'''

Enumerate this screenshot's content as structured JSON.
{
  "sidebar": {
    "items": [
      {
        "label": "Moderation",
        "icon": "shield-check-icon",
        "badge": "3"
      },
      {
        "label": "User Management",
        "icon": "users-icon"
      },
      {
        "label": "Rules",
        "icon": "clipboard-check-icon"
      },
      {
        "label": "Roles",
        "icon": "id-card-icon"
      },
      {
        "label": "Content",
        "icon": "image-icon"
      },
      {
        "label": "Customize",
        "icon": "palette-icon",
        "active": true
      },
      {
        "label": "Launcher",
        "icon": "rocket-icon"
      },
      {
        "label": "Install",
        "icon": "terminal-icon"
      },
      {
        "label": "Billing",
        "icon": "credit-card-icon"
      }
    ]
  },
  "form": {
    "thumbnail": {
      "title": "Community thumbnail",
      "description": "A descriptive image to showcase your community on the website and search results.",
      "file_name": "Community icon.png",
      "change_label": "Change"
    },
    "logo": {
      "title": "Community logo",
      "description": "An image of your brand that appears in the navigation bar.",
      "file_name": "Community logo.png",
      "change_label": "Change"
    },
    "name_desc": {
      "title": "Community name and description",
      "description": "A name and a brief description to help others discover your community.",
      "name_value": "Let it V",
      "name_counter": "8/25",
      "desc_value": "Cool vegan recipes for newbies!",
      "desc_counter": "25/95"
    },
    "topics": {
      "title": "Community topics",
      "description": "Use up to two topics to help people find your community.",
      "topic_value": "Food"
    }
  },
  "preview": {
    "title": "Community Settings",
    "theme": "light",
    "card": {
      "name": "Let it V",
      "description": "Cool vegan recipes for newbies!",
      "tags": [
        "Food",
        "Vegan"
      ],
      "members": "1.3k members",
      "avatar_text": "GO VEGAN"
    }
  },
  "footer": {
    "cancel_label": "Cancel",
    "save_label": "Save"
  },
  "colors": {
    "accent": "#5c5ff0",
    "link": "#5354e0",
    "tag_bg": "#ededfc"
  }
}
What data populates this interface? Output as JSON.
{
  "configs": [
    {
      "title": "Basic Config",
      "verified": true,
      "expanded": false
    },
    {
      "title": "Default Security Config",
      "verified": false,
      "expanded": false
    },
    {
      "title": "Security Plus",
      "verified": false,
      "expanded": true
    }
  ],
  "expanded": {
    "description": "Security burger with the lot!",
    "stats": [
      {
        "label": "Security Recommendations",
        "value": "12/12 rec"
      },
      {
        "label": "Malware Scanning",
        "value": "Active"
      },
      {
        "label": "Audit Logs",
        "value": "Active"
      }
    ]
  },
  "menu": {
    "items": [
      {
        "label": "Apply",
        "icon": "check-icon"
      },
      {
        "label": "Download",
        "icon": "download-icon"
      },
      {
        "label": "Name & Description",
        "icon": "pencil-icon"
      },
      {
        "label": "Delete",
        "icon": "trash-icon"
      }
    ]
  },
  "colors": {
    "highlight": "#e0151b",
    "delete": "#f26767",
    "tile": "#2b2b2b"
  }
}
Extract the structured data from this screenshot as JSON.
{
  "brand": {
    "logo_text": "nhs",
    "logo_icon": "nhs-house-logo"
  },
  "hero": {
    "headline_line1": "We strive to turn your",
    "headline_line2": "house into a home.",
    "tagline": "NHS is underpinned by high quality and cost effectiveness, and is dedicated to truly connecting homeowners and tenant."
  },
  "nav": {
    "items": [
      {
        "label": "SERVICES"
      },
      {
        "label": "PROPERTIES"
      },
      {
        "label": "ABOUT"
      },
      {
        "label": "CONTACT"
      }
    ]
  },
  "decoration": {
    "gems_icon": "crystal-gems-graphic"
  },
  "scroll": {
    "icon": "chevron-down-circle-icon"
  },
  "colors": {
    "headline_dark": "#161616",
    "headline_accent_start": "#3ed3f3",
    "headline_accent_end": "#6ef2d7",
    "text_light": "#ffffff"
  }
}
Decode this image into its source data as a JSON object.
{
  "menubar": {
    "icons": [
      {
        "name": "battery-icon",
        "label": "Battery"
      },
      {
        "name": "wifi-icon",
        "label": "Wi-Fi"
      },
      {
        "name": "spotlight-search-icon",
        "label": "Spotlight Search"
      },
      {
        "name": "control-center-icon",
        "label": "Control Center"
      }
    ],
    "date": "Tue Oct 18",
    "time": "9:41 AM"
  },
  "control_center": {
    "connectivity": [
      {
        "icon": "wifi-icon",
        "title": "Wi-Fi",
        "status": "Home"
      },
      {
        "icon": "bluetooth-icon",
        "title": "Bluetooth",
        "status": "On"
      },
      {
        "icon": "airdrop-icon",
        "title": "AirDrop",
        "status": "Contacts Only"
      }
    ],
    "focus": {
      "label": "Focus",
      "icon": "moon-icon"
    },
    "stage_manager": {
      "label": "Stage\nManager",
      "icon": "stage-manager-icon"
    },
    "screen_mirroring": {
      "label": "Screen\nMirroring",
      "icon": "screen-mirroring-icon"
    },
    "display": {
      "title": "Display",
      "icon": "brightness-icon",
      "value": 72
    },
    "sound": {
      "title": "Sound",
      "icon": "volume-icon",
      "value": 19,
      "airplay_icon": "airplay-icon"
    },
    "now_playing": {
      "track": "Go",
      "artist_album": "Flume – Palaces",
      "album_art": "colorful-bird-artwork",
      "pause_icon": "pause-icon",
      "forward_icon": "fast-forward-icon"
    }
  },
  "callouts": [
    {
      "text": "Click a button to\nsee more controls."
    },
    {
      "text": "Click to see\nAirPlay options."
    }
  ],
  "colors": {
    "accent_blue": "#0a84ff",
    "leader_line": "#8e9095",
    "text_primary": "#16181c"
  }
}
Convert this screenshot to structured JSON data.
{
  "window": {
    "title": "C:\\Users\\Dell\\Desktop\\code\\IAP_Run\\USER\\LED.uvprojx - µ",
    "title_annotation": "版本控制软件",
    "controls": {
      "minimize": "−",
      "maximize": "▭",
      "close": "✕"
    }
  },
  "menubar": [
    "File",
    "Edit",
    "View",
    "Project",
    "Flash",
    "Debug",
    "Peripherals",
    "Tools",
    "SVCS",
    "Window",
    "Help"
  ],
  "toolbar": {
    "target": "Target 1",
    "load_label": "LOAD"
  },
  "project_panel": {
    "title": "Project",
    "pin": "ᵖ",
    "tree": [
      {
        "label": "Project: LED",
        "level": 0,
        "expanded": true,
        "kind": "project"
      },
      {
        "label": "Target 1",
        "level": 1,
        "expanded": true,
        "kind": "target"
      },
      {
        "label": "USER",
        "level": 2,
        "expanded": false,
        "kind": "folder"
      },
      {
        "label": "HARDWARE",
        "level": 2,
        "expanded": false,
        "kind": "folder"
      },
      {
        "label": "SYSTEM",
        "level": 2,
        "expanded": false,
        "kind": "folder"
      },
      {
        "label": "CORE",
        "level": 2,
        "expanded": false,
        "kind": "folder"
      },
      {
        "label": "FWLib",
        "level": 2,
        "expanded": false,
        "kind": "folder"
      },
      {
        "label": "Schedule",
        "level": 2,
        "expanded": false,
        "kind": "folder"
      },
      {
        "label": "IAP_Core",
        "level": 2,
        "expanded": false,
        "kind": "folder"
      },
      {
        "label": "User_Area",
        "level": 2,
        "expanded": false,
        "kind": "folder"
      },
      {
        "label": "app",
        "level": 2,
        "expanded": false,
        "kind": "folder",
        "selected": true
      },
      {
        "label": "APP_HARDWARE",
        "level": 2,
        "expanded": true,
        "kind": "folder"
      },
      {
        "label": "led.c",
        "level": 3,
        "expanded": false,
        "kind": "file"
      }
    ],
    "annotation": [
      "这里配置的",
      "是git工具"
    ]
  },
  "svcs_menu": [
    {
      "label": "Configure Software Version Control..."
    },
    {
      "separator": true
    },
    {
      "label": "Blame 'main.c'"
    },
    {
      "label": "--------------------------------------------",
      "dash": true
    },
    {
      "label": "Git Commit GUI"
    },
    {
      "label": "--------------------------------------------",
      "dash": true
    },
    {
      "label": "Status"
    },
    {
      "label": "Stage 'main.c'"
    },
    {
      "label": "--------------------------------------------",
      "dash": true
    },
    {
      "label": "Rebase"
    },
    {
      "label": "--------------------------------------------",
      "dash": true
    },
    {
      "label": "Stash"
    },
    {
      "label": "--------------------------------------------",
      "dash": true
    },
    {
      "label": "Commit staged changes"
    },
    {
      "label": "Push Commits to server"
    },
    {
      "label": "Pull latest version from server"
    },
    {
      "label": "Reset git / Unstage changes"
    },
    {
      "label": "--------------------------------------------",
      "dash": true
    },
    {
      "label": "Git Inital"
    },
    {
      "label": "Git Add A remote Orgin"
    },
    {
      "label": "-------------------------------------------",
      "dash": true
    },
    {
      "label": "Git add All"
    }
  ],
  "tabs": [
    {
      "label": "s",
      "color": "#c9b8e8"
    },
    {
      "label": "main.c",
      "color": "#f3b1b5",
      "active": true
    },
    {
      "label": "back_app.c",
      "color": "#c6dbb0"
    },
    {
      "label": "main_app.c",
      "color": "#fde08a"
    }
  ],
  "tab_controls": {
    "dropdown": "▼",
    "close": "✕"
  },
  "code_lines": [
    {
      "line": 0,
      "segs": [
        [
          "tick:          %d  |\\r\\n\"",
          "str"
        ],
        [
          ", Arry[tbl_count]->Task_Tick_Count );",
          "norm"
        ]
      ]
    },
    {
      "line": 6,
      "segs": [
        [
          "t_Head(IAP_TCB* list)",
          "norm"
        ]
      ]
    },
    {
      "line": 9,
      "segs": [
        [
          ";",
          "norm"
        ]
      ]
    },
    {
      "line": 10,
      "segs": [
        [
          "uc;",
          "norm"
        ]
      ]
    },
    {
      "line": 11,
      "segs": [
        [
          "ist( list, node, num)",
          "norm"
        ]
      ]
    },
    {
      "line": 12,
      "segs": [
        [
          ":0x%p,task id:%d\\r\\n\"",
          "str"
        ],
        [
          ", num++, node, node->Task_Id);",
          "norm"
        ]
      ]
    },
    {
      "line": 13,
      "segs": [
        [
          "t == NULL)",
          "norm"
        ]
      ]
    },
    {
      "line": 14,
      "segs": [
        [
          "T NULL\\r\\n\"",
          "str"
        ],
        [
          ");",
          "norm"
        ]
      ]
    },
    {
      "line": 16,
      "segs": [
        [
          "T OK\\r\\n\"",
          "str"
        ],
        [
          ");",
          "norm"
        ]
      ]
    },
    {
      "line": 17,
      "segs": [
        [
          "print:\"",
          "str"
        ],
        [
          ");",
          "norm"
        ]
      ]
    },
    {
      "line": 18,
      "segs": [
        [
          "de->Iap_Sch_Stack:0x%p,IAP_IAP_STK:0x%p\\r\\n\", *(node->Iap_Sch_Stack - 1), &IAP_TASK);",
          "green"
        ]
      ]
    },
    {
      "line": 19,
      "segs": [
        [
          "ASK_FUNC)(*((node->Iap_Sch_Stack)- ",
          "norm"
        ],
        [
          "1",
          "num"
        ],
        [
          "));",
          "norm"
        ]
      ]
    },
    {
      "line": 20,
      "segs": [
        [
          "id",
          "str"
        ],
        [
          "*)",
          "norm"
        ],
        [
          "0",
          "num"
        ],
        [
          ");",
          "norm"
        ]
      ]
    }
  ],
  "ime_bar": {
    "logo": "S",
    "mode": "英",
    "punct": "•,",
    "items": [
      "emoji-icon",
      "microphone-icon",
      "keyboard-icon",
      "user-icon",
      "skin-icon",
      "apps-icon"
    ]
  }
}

'''

* **Directive**
Take every line that includes the string "screenshot" and copy it.

* **Solution to this problem**
Enumerate this screenshot's content as structured JSON.
Extract the structured data from this screenshot as JSON.
Convert this screenshot to structured JSON data.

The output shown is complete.